PROVIDED ENTRIES:
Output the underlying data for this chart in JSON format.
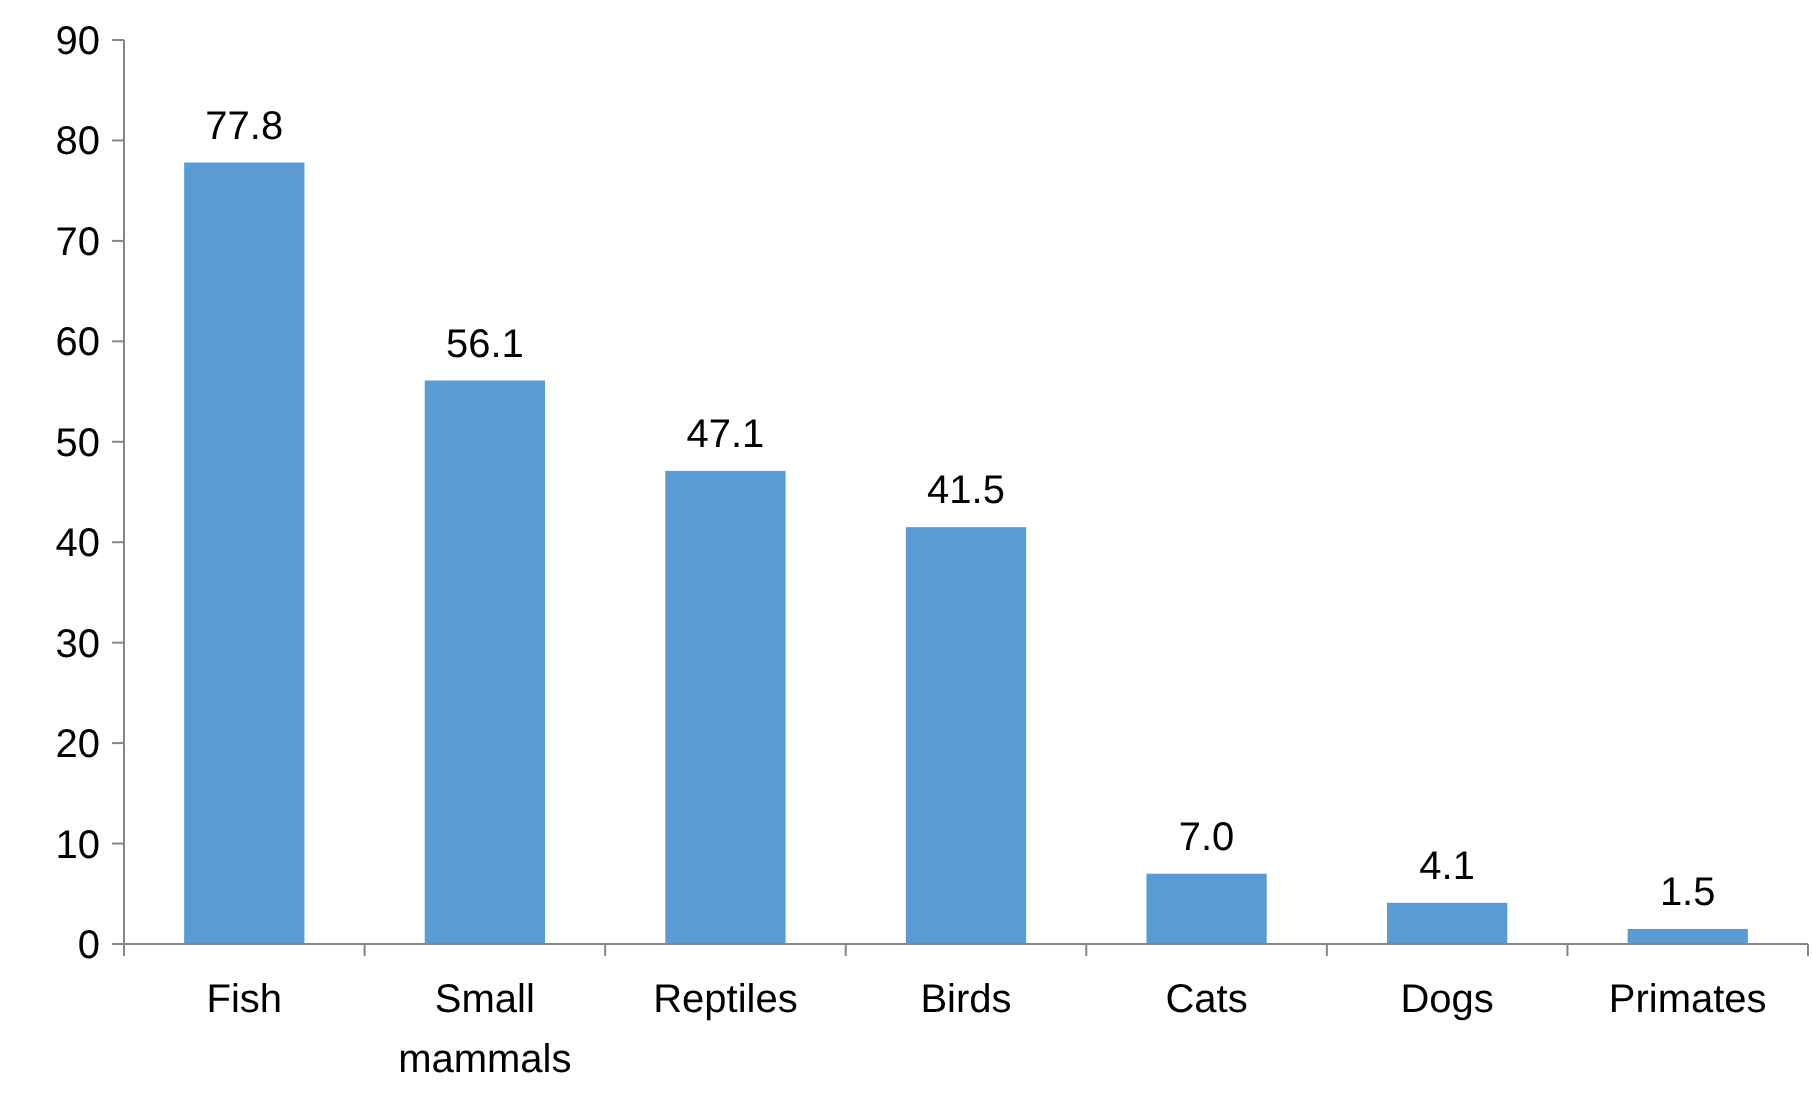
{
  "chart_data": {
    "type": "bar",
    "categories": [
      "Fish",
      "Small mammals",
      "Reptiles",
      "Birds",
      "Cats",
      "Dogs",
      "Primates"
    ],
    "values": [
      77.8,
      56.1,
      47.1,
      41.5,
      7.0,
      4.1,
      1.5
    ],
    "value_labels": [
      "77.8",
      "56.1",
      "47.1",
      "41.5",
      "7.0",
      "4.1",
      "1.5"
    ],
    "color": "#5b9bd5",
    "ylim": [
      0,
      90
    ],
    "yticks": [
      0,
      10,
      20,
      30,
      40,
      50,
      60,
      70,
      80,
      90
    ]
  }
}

WHAT YOU SHOULD DO: Reproduce all of the data exactly; the pictures do not belong in the copy.

THE SOLUTION:
Output the underlying data for this chart in JSON format.
{
  "chart_data": {
    "type": "bar",
    "categories": [
      "Fish",
      "Small mammals",
      "Reptiles",
      "Birds",
      "Cats",
      "Dogs",
      "Primates"
    ],
    "values": [
      77.8,
      56.1,
      47.1,
      41.5,
      7.0,
      4.1,
      1.5
    ],
    "value_labels": [
      "77.8",
      "56.1",
      "47.1",
      "41.5",
      "7.0",
      "4.1",
      "1.5"
    ],
    "color": "#5b9bd5",
    "ylim": [
      0,
      90
    ],
    "yticks": [
      0,
      10,
      20,
      30,
      40,
      50,
      60,
      70,
      80,
      90
    ]
  }
}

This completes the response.